Problem description. Transcribe every entry word for word. Skip the pictures.

Dataset records on visual material:
begin

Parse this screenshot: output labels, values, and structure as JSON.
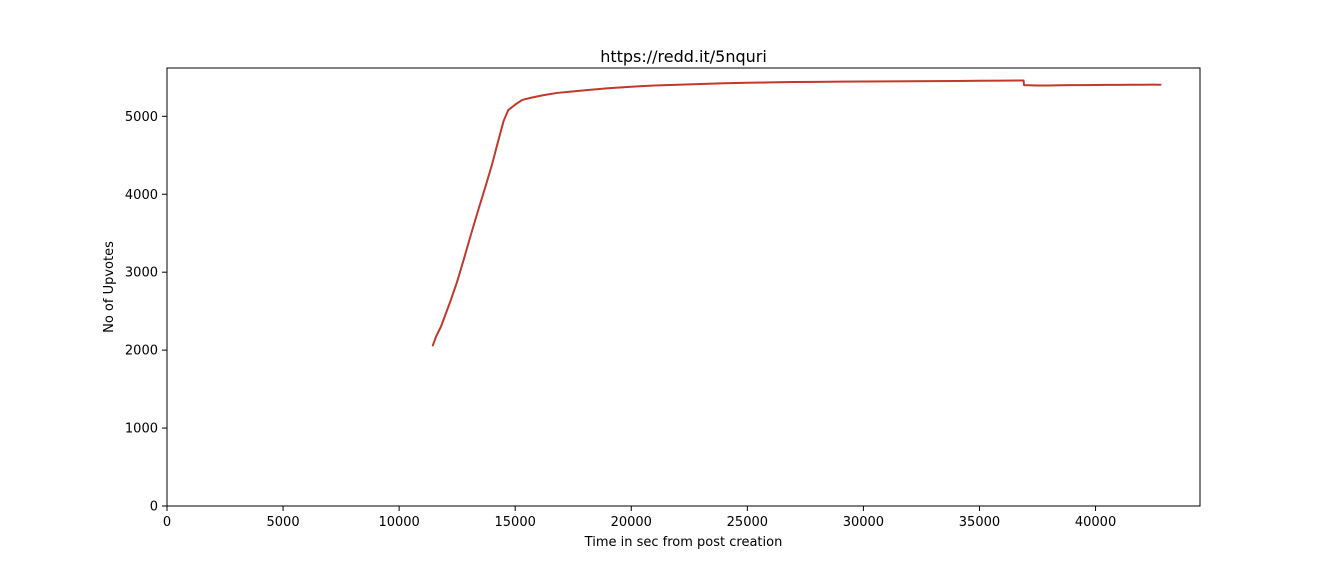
{
  "chart_data": {
    "type": "line",
    "title": "https://redd.it/5nquri",
    "xlabel": "Time in sec from post creation",
    "ylabel": "No of Upvotes",
    "xlim": [
      0,
      44500
    ],
    "ylim": [
      0,
      5620
    ],
    "xticks": [
      0,
      5000,
      10000,
      15000,
      20000,
      25000,
      30000,
      35000,
      40000
    ],
    "yticks": [
      0,
      1000,
      2000,
      3000,
      4000,
      5000
    ],
    "grid": false,
    "legend": "none",
    "series": [
      {
        "color": "#c0392b",
        "x": [
          11450,
          11600,
          11800,
          12000,
          12200,
          12500,
          12800,
          13100,
          13400,
          13700,
          14000,
          14300,
          14500,
          14700,
          15000,
          15300,
          15700,
          16200,
          16800,
          17500,
          18200,
          19000,
          20000,
          21000,
          22000,
          23000,
          24000,
          25000,
          26000,
          27000,
          28000,
          29000,
          30000,
          31000,
          32000,
          33000,
          34000,
          35000,
          36000,
          36900,
          36920,
          37500,
          38000,
          38500,
          39000,
          39500,
          40000,
          40500,
          41000,
          41500,
          42000,
          42500,
          42800
        ],
        "y": [
          2060,
          2180,
          2300,
          2460,
          2620,
          2880,
          3180,
          3490,
          3790,
          4080,
          4380,
          4720,
          4940,
          5080,
          5150,
          5210,
          5240,
          5270,
          5300,
          5320,
          5340,
          5360,
          5380,
          5395,
          5405,
          5415,
          5425,
          5430,
          5435,
          5440,
          5442,
          5445,
          5447,
          5448,
          5450,
          5452,
          5454,
          5456,
          5458,
          5460,
          5400,
          5395,
          5395,
          5398,
          5400,
          5400,
          5402,
          5403,
          5404,
          5405,
          5405,
          5406,
          5405
        ]
      }
    ]
  }
}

end

Solution below.
Parse this screenshot: output labels, values, and structure as JSON.
{
  "chart_data": {
    "type": "line",
    "title": "https://redd.it/5nquri",
    "xlabel": "Time in sec from post creation",
    "ylabel": "No of Upvotes",
    "xlim": [
      0,
      44500
    ],
    "ylim": [
      0,
      5620
    ],
    "xticks": [
      0,
      5000,
      10000,
      15000,
      20000,
      25000,
      30000,
      35000,
      40000
    ],
    "yticks": [
      0,
      1000,
      2000,
      3000,
      4000,
      5000
    ],
    "grid": false,
    "legend": "none",
    "series": [
      {
        "color": "#c0392b",
        "x": [
          11450,
          11600,
          11800,
          12000,
          12200,
          12500,
          12800,
          13100,
          13400,
          13700,
          14000,
          14300,
          14500,
          14700,
          15000,
          15300,
          15700,
          16200,
          16800,
          17500,
          18200,
          19000,
          20000,
          21000,
          22000,
          23000,
          24000,
          25000,
          26000,
          27000,
          28000,
          29000,
          30000,
          31000,
          32000,
          33000,
          34000,
          35000,
          36000,
          36900,
          36920,
          37500,
          38000,
          38500,
          39000,
          39500,
          40000,
          40500,
          41000,
          41500,
          42000,
          42500,
          42800
        ],
        "y": [
          2060,
          2180,
          2300,
          2460,
          2620,
          2880,
          3180,
          3490,
          3790,
          4080,
          4380,
          4720,
          4940,
          5080,
          5150,
          5210,
          5240,
          5270,
          5300,
          5320,
          5340,
          5360,
          5380,
          5395,
          5405,
          5415,
          5425,
          5430,
          5435,
          5440,
          5442,
          5445,
          5447,
          5448,
          5450,
          5452,
          5454,
          5456,
          5458,
          5460,
          5400,
          5395,
          5395,
          5398,
          5400,
          5400,
          5402,
          5403,
          5404,
          5405,
          5405,
          5406,
          5405
        ]
      }
    ]
  }
}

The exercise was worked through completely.